* **Goal of the exercise**:
Write out the material exactly. Do not include the pictures.

* **Dataset excerpts**:
┄┄┄┄┄┄┄┄┄┄┄┄┄┄┄┄┄┄┄┄

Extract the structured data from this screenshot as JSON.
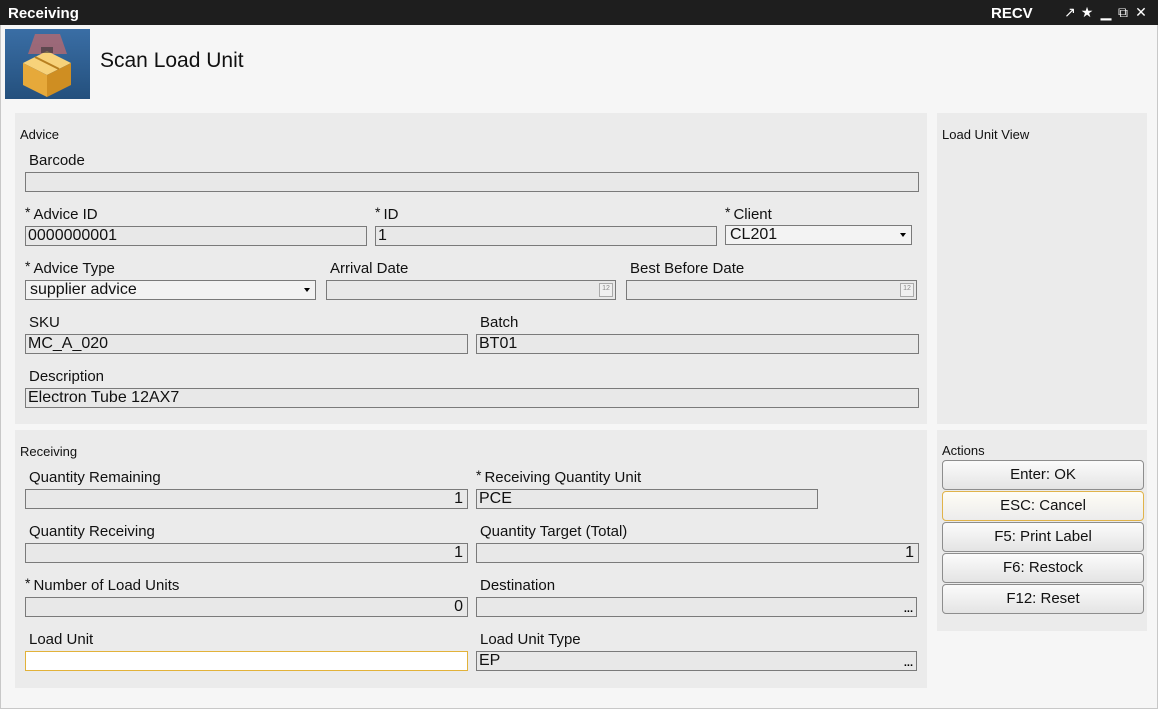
{
  "titlebar": {
    "title": "Receiving",
    "code": "RECV"
  },
  "page": {
    "title": "Scan Load Unit"
  },
  "advice_panel": {
    "title": "Advice",
    "barcode_label": "Barcode",
    "barcode_value": "",
    "advice_id_label": "Advice ID",
    "advice_id_value": "0000000001",
    "id_label": "ID",
    "id_value": "1",
    "client_label": "Client",
    "client_value": "CL201",
    "advice_type_label": "Advice Type",
    "advice_type_value": "supplier advice",
    "arrival_date_label": "Arrival Date",
    "arrival_date_value": "",
    "best_before_label": "Best Before Date",
    "best_before_value": "",
    "sku_label": "SKU",
    "sku_value": "MC_A_020",
    "batch_label": "Batch",
    "batch_value": "BT01",
    "description_label": "Description",
    "description_value": "Electron Tube 12AX7"
  },
  "receiving_panel": {
    "title": "Receiving",
    "qty_remaining_label": "Quantity Remaining",
    "qty_remaining_value": "1",
    "recv_qty_unit_label": "Receiving Quantity Unit",
    "recv_qty_unit_value": "PCE",
    "qty_receiving_label": "Quantity Receiving",
    "qty_receiving_value": "1",
    "qty_target_label": "Quantity Target (Total)",
    "qty_target_value": "1",
    "num_load_units_label": "Number of Load Units",
    "num_load_units_value": "0",
    "destination_label": "Destination",
    "destination_value": "",
    "load_unit_label": "Load Unit",
    "load_unit_value": "",
    "load_unit_type_label": "Load Unit Type",
    "load_unit_type_value": "EP"
  },
  "load_unit_view": {
    "title": "Load Unit View"
  },
  "actions": {
    "title": "Actions",
    "ok": "Enter: OK",
    "cancel": "ESC: Cancel",
    "print_label": "F5: Print Label",
    "restock": "F6: Restock",
    "reset": "F12: Reset"
  },
  "required_marker": "*",
  "icons": [
    "pin-icon",
    "star-icon",
    "minimize-icon",
    "restore-icon",
    "close-icon",
    "package-icon",
    "calendar-icon",
    "ellipsis-icon",
    "dropdown-caret-icon"
  ],
  "colors": {
    "titlebar": "#1e1e1e",
    "panel": "#ebebeb",
    "field": "#e8e8e8",
    "focus_border": "#e2b23a",
    "icon_bg": "#3a6ea5"
  }
}
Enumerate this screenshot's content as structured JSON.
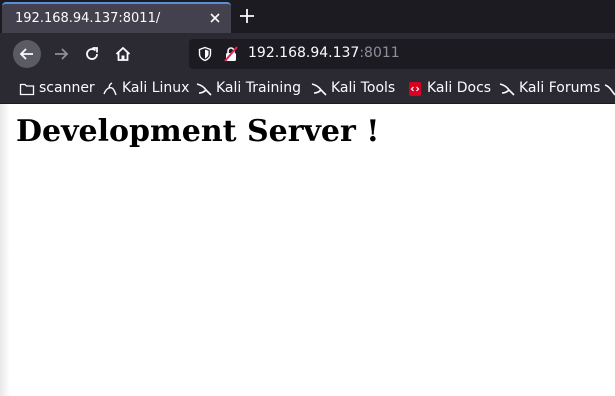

┄┄┄┄┄┄┄┄┄┄┄┄┄┄┄┄┄┄┄┄

* **Final answer**:
Extract the structured data from this screenshot as JSON.
{
  "titlebar": {
    "title": "Receiving",
    "code": "RECV"
  },
  "page": {
    "title": "Scan Load Unit"
  },
  "advice_panel": {
    "title": "Advice",
    "barcode_label": "Barcode",
    "barcode_value": "",
    "advice_id_label": "Advice ID",
    "advice_id_value": "0000000001",
    "id_label": "ID",
    "id_value": "1",
    "client_label": "Client",
    "client_value": "CL201",
    "advice_type_label": "Advice Type",
    "advice_type_value": "supplier advice",
    "arrival_date_label": "Arrival Date",
    "arrival_date_value": "",
    "best_before_label": "Best Before Date",
    "best_before_value": "",
    "sku_label": "SKU",
    "sku_value": "MC_A_020",
    "batch_label": "Batch",
    "batch_value": "BT01",
    "description_label": "Description",
    "description_value": "Electron Tube 12AX7"
  },
  "receiving_panel": {
    "title": "Receiving",
    "qty_remaining_label": "Quantity Remaining",
    "qty_remaining_value": "1",
    "recv_qty_unit_label": "Receiving Quantity Unit",
    "recv_qty_unit_value": "PCE",
    "qty_receiving_label": "Quantity Receiving",
    "qty_receiving_value": "1",
    "qty_target_label": "Quantity Target (Total)",
    "qty_target_value": "1",
    "num_load_units_label": "Number of Load Units",
    "num_load_units_value": "0",
    "destination_label": "Destination",
    "destination_value": "",
    "load_unit_label": "Load Unit",
    "load_unit_value": "",
    "load_unit_type_label": "Load Unit Type",
    "load_unit_type_value": "EP"
  },
  "load_unit_view": {
    "title": "Load Unit View"
  },
  "actions": {
    "title": "Actions",
    "ok": "Enter: OK",
    "cancel": "ESC: Cancel",
    "print_label": "F5: Print Label",
    "restock": "F6: Restock",
    "reset": "F12: Reset"
  },
  "required_marker": "*",
  "icons": [
    "pin-icon",
    "star-icon",
    "minimize-icon",
    "restore-icon",
    "close-icon",
    "package-icon",
    "calendar-icon",
    "ellipsis-icon",
    "dropdown-caret-icon"
  ],
  "colors": {
    "titlebar": "#1e1e1e",
    "panel": "#ebebeb",
    "field": "#e8e8e8",
    "focus_border": "#e2b23a",
    "icon_bg": "#3a6ea5"
  }
}
Enumerate this screenshot's content as structured JSON.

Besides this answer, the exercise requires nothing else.